Written request> Pull every line with the word "text" out of the entries below.

Raw records>
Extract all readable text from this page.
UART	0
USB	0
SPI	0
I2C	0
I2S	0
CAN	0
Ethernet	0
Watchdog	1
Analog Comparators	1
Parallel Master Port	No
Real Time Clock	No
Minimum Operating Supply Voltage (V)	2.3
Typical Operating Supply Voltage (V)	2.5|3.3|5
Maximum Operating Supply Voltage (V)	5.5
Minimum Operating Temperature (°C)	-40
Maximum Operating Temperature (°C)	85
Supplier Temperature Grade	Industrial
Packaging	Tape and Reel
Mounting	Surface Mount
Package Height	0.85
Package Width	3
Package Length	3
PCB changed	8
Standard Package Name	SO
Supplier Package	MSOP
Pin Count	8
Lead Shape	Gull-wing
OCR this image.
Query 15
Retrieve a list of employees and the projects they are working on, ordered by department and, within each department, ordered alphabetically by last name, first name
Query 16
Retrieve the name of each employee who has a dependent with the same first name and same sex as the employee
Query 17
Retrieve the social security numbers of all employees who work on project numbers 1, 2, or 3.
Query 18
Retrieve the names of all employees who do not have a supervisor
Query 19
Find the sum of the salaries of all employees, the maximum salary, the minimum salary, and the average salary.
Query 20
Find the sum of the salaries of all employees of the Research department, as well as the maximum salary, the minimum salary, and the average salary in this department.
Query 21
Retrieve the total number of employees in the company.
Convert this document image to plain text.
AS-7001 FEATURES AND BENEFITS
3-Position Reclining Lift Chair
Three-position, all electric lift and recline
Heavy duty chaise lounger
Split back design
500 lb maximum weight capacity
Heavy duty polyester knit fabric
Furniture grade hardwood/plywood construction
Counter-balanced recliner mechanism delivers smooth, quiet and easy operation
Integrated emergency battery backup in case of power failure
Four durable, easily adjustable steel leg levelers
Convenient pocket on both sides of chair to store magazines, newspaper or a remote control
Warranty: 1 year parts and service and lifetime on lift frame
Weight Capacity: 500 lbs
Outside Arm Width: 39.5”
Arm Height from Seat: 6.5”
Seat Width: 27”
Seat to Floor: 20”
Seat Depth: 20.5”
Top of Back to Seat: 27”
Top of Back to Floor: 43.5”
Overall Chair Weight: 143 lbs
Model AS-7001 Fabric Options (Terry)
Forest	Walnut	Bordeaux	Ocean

Answer for the task>
Extract all readable text from this page.
Convert this document image to plain text.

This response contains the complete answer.